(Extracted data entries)
========================
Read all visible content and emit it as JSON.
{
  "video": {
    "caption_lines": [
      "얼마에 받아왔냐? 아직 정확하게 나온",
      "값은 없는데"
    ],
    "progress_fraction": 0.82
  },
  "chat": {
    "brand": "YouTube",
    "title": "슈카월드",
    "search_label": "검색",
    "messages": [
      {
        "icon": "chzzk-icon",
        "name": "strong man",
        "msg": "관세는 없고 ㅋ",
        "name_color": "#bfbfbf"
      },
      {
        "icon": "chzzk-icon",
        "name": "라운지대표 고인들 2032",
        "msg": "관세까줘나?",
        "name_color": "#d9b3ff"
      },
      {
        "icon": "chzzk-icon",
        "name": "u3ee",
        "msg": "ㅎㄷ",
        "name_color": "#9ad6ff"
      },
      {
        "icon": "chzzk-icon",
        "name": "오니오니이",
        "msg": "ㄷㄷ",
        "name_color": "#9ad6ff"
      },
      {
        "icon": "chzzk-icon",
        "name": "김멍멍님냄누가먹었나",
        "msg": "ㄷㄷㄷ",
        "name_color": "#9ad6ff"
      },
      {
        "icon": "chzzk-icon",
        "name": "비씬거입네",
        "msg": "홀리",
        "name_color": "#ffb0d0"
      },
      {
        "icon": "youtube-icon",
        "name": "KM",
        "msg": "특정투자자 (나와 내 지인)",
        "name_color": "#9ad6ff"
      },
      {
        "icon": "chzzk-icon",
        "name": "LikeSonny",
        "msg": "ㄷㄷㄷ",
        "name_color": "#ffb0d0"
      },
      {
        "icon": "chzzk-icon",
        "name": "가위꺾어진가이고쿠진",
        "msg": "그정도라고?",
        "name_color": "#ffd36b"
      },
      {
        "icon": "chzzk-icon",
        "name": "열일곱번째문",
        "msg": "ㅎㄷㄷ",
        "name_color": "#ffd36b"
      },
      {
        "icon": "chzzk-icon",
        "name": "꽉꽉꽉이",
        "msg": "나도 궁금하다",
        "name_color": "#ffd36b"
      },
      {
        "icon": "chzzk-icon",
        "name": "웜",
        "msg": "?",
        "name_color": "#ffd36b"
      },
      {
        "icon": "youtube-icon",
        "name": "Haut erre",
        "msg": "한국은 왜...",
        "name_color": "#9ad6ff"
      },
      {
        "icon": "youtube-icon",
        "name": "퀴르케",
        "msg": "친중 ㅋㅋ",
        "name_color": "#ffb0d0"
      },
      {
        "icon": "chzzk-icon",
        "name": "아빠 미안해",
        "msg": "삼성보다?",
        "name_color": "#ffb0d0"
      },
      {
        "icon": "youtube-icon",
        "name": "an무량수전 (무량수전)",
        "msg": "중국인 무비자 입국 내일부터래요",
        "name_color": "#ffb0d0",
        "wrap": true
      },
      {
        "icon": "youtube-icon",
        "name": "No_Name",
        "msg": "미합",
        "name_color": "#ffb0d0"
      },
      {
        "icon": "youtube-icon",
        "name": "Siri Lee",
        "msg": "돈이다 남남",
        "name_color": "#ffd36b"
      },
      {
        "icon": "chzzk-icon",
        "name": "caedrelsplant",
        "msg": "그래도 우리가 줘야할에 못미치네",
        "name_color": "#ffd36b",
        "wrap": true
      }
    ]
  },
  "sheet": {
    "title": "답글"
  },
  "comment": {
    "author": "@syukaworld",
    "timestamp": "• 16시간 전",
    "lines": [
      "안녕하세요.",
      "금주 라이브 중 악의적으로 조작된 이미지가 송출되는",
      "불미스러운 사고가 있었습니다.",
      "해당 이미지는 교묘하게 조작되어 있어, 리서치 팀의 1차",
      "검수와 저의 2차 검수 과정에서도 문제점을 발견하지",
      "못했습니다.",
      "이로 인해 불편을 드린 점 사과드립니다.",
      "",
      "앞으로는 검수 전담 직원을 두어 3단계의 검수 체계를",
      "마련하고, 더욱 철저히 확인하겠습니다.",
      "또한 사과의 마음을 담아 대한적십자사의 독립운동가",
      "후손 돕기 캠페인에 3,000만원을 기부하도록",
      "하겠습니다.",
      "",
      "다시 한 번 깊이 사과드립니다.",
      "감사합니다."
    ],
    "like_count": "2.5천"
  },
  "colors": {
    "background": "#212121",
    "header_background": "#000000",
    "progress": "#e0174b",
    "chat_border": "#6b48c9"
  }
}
========================
**Brief**
Every entry should be printed again exactly as it stands.

**In response**
Read all visible content and emit it as JSON.
{
  "video": {
    "caption_lines": [
      "얼마에 받아왔냐? 아직 정확하게 나온",
      "값은 없는데"
    ],
    "progress_fraction": 0.82
  },
  "chat": {
    "brand": "YouTube",
    "title": "슈카월드",
    "search_label": "검색",
    "messages": [
      {
        "icon": "chzzk-icon",
        "name": "strong man",
        "msg": "관세는 없고 ㅋ",
        "name_color": "#bfbfbf"
      },
      {
        "icon": "chzzk-icon",
        "name": "라운지대표 고인들 2032",
        "msg": "관세까줘나?",
        "name_color": "#d9b3ff"
      },
      {
        "icon": "chzzk-icon",
        "name": "u3ee",
        "msg": "ㅎㄷ",
        "name_color": "#9ad6ff"
      },
      {
        "icon": "chzzk-icon",
        "name": "오니오니이",
        "msg": "ㄷㄷ",
        "name_color": "#9ad6ff"
      },
      {
        "icon": "chzzk-icon",
        "name": "김멍멍님냄누가먹었나",
        "msg": "ㄷㄷㄷ",
        "name_color": "#9ad6ff"
      },
      {
        "icon": "chzzk-icon",
        "name": "비씬거입네",
        "msg": "홀리",
        "name_color": "#ffb0d0"
      },
      {
        "icon": "youtube-icon",
        "name": "KM",
        "msg": "특정투자자 (나와 내 지인)",
        "name_color": "#9ad6ff"
      },
      {
        "icon": "chzzk-icon",
        "name": "LikeSonny",
        "msg": "ㄷㄷㄷ",
        "name_color": "#ffb0d0"
      },
      {
        "icon": "chzzk-icon",
        "name": "가위꺾어진가이고쿠진",
        "msg": "그정도라고?",
        "name_color": "#ffd36b"
      },
      {
        "icon": "chzzk-icon",
        "name": "열일곱번째문",
        "msg": "ㅎㄷㄷ",
        "name_color": "#ffd36b"
      },
      {
        "icon": "chzzk-icon",
        "name": "꽉꽉꽉이",
        "msg": "나도 궁금하다",
        "name_color": "#ffd36b"
      },
      {
        "icon": "chzzk-icon",
        "name": "웜",
        "msg": "?",
        "name_color": "#ffd36b"
      },
      {
        "icon": "youtube-icon",
        "name": "Haut erre",
        "msg": "한국은 왜...",
        "name_color": "#9ad6ff"
      },
      {
        "icon": "youtube-icon",
        "name": "퀴르케",
        "msg": "친중 ㅋㅋ",
        "name_color": "#ffb0d0"
      },
      {
        "icon": "chzzk-icon",
        "name": "아빠 미안해",
        "msg": "삼성보다?",
        "name_color": "#ffb0d0"
      },
      {
        "icon": "youtube-icon",
        "name": "an무량수전 (무량수전)",
        "msg": "중국인 무비자 입국 내일부터래요",
        "name_color": "#ffb0d0",
        "wrap": true
      },
      {
        "icon": "youtube-icon",
        "name": "No_Name",
        "msg": "미합",
        "name_color": "#ffb0d0"
      },
      {
        "icon": "youtube-icon",
        "name": "Siri Lee",
        "msg": "돈이다 남남",
        "name_color": "#ffd36b"
      },
      {
        "icon": "chzzk-icon",
        "name": "caedrelsplant",
        "msg": "그래도 우리가 줘야할에 못미치네",
        "name_color": "#ffd36b",
        "wrap": true
      }
    ]
  },
  "sheet": {
    "title": "답글"
  },
  "comment": {
    "author": "@syukaworld",
    "timestamp": "• 16시간 전",
    "lines": [
      "안녕하세요.",
      "금주 라이브 중 악의적으로 조작된 이미지가 송출되는",
      "불미스러운 사고가 있었습니다.",
      "해당 이미지는 교묘하게 조작되어 있어, 리서치 팀의 1차",
      "검수와 저의 2차 검수 과정에서도 문제점을 발견하지",
      "못했습니다.",
      "이로 인해 불편을 드린 점 사과드립니다.",
      "",
      "앞으로는 검수 전담 직원을 두어 3단계의 검수 체계를",
      "마련하고, 더욱 철저히 확인하겠습니다.",
      "또한 사과의 마음을 담아 대한적십자사의 독립운동가",
      "후손 돕기 캠페인에 3,000만원을 기부하도록",
      "하겠습니다.",
      "",
      "다시 한 번 깊이 사과드립니다.",
      "감사합니다."
    ],
    "like_count": "2.5천"
  },
  "colors": {
    "background": "#212121",
    "header_background": "#000000",
    "progress": "#e0174b",
    "chat_border": "#6b48c9"
  }
}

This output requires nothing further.